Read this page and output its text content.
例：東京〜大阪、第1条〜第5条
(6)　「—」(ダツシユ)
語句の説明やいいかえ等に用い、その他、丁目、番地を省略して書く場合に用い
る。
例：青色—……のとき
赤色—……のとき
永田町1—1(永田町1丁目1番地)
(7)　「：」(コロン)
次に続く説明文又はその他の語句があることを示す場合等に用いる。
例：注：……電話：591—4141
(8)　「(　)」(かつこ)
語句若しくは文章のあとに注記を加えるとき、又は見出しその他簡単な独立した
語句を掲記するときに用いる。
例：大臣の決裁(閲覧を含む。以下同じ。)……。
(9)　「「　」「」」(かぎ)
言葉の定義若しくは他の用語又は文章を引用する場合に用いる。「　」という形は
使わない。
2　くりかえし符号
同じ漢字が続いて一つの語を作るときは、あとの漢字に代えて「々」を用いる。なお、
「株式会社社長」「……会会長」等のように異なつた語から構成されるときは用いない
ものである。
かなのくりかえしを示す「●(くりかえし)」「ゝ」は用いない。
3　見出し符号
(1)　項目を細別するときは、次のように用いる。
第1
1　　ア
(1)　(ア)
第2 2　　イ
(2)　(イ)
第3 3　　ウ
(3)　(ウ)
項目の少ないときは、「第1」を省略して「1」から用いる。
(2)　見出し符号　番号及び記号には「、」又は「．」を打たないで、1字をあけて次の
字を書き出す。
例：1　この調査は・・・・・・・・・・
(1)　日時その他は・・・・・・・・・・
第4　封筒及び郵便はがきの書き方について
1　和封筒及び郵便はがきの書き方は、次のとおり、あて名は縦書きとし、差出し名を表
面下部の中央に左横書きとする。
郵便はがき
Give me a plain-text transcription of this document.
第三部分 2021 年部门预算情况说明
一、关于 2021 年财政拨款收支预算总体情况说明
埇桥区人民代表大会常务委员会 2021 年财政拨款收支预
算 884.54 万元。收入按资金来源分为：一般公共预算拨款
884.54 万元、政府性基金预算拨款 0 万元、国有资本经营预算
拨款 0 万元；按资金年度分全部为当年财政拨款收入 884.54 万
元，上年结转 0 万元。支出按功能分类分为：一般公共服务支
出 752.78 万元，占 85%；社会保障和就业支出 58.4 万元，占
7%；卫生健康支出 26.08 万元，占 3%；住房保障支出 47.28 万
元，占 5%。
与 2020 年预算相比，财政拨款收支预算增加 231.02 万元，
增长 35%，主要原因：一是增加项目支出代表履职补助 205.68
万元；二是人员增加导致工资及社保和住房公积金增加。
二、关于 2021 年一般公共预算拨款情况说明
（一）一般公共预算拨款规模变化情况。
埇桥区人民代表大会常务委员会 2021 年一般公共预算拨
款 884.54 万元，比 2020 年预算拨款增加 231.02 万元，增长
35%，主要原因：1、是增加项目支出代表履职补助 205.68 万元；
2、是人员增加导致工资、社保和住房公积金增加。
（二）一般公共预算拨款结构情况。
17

STATED TASK
Reproduce all data above, unchanged.

TASK SOLUTION
Read this page and output its text content.
例：東京〜大阪、第1条〜第5条
(6)　「—」(ダツシユ)
語句の説明やいいかえ等に用い、その他、丁目、番地を省略して書く場合に用い
る。
例：青色—……のとき
赤色—……のとき
永田町1—1(永田町1丁目1番地)
(7)　「：」(コロン)
次に続く説明文又はその他の語句があることを示す場合等に用いる。
例：注：……電話：591—4141
(8)　「(　)」(かつこ)
語句若しくは文章のあとに注記を加えるとき、又は見出しその他簡単な独立した
語句を掲記するときに用いる。
例：大臣の決裁(閲覧を含む。以下同じ。)……。
(9)　「「　」「」」(かぎ)
言葉の定義若しくは他の用語又は文章を引用する場合に用いる。「　」という形は
使わない。
2　くりかえし符号
同じ漢字が続いて一つの語を作るときは、あとの漢字に代えて「々」を用いる。なお、
「株式会社社長」「……会会長」等のように異なつた語から構成されるときは用いない
ものである。
かなのくりかえしを示す「●(くりかえし)」「ゝ」は用いない。
3　見出し符号
(1)　項目を細別するときは、次のように用いる。
第1
1　　ア
(1)　(ア)
第2 2　　イ
(2)　(イ)
第3 3　　ウ
(3)　(ウ)
項目の少ないときは、「第1」を省略して「1」から用いる。
(2)　見出し符号　番号及び記号には「、」又は「．」を打たないで、1字をあけて次の
字を書き出す。
例：1　この調査は・・・・・・・・・・
(1)　日時その他は・・・・・・・・・・
第4　封筒及び郵便はがきの書き方について
1　和封筒及び郵便はがきの書き方は、次のとおり、あて名は縦書きとし、差出し名を表
面下部の中央に左横書きとする。
郵便はがき
Give me a plain-text transcription of this document.
第三部分 2021 年部门预算情况说明
一、关于 2021 年财政拨款收支预算总体情况说明
埇桥区人民代表大会常务委员会 2021 年财政拨款收支预
算 884.54 万元。收入按资金来源分为：一般公共预算拨款
884.54 万元、政府性基金预算拨款 0 万元、国有资本经营预算
拨款 0 万元；按资金年度分全部为当年财政拨款收入 884.54 万
元，上年结转 0 万元。支出按功能分类分为：一般公共服务支
出 752.78 万元，占 85%；社会保障和就业支出 58.4 万元，占
7%；卫生健康支出 26.08 万元，占 3%；住房保障支出 47.28 万
元，占 5%。
与 2020 年预算相比，财政拨款收支预算增加 231.02 万元，
增长 35%，主要原因：一是增加项目支出代表履职补助 205.68
万元；二是人员增加导致工资及社保和住房公积金增加。
二、关于 2021 年一般公共预算拨款情况说明
（一）一般公共预算拨款规模变化情况。
埇桥区人民代表大会常务委员会 2021 年一般公共预算拨
款 884.54 万元，比 2020 年预算拨款增加 231.02 万元，增长
35%，主要原因：1、是增加项目支出代表履职补助 205.68 万元；
2、是人员增加导致工资、社保和住房公积金增加。
（二）一般公共预算拨款结构情况。
17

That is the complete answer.